─── GIVEN DATA ───
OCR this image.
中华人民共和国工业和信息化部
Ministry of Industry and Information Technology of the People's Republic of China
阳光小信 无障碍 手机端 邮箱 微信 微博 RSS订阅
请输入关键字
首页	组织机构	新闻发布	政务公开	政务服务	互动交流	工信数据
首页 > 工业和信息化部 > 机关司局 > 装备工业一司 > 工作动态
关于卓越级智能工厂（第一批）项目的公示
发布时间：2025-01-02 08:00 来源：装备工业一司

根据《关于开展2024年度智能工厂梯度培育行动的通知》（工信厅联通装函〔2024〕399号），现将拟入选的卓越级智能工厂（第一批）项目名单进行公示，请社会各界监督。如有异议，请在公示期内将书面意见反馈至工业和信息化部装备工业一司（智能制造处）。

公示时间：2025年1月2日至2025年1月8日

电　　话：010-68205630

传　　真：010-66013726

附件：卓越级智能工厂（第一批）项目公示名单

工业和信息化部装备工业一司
───
STATED TASK » Reproduce the data, keeping every line exactly the same.

OUTPUT FOR THIS TASK »
OCR this image.
中华人民共和国工业和信息化部
Ministry of Industry and Information Technology of the People's Republic of China
阳光小信 无障碍 手机端 邮箱 微信 微博 RSS订阅
请输入关键字
首页	组织机构	新闻发布	政务公开	政务服务	互动交流	工信数据
首页 > 工业和信息化部 > 机关司局 > 装备工业一司 > 工作动态
关于卓越级智能工厂（第一批）项目的公示
发布时间：2025-01-02 08:00 来源：装备工业一司

根据《关于开展2024年度智能工厂梯度培育行动的通知》（工信厅联通装函〔2024〕399号），现将拟入选的卓越级智能工厂（第一批）项目名单进行公示，请社会各界监督。如有异议，请在公示期内将书面意见反馈至工业和信息化部装备工业一司（智能制造处）。

公示时间：2025年1月2日至2025年1月8日

电　　话：010-68205630

传　　真：010-66013726

附件：卓越级智能工厂（第一批）项目公示名单

工业和信息化部装备工业一司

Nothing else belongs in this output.